» **Aim**
Count how many lines contain "this" and reply with that number only.

○ ○ ○ ○

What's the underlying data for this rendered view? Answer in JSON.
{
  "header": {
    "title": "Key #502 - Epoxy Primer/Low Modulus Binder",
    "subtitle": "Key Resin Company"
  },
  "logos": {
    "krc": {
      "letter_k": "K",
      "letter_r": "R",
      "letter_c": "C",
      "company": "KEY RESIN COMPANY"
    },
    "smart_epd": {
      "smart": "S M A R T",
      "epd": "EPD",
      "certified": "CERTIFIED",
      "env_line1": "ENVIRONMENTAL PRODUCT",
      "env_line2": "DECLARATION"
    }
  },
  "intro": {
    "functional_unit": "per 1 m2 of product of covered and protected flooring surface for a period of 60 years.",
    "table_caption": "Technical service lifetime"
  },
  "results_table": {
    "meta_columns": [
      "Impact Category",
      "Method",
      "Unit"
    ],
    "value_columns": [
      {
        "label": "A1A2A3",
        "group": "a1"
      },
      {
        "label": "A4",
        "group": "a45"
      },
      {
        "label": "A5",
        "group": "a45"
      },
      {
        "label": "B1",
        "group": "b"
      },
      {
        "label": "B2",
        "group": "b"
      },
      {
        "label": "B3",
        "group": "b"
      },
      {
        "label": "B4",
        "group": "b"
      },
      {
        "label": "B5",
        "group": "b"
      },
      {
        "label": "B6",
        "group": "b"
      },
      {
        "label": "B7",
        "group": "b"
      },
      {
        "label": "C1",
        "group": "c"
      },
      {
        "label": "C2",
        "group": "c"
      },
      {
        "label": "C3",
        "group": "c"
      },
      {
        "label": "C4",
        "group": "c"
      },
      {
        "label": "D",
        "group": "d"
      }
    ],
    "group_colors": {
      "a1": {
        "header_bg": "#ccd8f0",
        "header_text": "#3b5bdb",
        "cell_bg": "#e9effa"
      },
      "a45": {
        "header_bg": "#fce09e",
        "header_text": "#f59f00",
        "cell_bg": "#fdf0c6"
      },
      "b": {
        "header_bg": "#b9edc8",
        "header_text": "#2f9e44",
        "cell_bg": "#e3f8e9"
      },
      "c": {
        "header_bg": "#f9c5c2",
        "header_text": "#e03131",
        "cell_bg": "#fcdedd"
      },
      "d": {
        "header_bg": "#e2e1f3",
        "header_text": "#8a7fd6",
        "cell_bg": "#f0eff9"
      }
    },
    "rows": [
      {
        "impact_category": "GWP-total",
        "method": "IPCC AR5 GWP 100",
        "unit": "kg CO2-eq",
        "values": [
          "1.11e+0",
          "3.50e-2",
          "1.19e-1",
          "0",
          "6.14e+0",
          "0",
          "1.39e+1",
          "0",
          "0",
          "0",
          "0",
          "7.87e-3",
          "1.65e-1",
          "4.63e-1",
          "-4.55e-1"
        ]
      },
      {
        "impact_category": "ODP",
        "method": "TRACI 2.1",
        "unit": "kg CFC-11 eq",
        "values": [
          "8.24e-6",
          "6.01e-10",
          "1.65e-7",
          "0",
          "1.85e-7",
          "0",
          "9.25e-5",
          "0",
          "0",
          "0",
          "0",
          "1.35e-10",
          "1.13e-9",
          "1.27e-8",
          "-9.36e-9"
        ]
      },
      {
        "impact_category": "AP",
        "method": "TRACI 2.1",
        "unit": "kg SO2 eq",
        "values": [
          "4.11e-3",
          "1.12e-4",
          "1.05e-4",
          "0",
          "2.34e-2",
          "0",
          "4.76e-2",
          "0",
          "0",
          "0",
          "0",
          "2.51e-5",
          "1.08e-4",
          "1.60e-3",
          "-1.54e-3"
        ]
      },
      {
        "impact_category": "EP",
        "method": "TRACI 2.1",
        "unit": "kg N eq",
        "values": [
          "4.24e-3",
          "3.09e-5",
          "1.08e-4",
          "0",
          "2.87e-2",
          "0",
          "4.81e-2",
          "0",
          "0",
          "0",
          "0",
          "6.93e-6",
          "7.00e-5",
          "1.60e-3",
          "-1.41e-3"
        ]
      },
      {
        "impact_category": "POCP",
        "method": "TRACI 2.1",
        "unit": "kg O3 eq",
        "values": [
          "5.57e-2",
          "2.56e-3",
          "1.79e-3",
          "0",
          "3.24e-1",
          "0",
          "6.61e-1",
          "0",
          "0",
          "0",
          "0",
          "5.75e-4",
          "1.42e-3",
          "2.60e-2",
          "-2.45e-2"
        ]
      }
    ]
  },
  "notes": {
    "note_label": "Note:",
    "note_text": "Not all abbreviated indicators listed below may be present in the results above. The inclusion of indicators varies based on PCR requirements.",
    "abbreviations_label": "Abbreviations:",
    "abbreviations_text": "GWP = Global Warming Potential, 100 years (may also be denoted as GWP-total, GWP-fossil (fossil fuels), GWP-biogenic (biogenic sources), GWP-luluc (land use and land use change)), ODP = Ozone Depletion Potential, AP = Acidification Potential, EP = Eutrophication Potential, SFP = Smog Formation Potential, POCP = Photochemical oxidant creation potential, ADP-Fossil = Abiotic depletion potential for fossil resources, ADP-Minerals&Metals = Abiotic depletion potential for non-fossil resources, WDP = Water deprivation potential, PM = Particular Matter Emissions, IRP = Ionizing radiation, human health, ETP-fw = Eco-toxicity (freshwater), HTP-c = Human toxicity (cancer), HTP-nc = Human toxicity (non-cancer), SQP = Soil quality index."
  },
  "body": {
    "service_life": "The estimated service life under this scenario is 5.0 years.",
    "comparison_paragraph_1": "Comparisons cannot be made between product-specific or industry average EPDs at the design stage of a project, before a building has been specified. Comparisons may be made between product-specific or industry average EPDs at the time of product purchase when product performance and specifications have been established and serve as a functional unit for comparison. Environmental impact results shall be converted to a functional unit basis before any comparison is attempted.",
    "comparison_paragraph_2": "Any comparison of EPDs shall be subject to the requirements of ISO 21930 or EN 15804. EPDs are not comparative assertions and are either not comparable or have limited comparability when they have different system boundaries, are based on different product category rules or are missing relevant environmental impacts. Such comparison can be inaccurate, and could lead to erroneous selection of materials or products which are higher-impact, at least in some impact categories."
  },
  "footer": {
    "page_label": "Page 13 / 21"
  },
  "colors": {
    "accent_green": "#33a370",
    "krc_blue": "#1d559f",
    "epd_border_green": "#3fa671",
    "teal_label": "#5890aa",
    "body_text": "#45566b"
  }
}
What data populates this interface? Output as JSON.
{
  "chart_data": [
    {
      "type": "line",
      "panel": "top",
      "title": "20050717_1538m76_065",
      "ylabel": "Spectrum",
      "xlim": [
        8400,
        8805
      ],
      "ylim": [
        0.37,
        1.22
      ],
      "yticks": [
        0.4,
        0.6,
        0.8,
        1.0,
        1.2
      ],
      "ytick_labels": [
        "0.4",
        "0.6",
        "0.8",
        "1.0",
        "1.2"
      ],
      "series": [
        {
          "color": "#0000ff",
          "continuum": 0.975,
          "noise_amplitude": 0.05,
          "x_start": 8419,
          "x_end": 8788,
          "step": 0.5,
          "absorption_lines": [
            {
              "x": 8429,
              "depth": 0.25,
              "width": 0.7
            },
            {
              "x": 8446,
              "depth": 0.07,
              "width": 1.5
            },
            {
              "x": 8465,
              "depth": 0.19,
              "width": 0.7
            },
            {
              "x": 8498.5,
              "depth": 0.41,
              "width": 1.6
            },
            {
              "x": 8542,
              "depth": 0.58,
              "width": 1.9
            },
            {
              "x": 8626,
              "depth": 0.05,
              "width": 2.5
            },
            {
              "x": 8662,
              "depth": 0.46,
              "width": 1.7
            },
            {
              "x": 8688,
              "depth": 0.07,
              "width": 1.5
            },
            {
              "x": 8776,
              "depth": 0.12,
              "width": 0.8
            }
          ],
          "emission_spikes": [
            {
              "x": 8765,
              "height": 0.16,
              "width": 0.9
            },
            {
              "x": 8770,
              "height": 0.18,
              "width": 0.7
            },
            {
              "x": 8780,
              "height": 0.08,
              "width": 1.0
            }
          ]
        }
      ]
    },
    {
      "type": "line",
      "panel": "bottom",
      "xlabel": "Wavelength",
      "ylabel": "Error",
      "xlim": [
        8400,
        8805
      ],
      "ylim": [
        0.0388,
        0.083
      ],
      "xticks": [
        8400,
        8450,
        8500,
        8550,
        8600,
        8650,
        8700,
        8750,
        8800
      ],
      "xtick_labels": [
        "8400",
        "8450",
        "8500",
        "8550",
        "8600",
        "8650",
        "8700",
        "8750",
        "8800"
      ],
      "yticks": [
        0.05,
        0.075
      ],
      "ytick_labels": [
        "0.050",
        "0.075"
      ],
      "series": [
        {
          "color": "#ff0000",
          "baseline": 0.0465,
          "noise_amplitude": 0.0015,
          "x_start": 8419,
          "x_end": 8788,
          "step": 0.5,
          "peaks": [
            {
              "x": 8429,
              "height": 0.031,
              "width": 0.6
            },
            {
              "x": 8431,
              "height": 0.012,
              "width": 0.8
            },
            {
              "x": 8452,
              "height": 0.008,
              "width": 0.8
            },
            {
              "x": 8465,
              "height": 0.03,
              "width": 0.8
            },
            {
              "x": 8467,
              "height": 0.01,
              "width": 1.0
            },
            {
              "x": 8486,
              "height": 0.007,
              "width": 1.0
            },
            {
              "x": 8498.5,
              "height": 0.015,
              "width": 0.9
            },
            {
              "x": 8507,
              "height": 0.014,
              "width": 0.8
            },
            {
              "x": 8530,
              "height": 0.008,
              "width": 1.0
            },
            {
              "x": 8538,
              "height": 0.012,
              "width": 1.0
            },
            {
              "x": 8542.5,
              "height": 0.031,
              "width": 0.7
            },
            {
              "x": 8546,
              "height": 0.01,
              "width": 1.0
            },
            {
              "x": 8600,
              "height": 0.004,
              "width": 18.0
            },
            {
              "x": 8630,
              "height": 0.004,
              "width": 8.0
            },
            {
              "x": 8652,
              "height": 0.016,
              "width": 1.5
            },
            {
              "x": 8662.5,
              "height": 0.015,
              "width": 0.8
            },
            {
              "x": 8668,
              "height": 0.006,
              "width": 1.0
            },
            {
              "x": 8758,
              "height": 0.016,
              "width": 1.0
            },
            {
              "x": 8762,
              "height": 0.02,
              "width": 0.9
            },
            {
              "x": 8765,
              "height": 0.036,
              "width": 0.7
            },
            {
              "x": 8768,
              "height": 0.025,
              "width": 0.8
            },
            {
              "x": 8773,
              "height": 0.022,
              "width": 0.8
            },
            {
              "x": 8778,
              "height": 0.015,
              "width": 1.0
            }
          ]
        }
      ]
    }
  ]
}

○ ○ ○ ○

» **Answer below**
3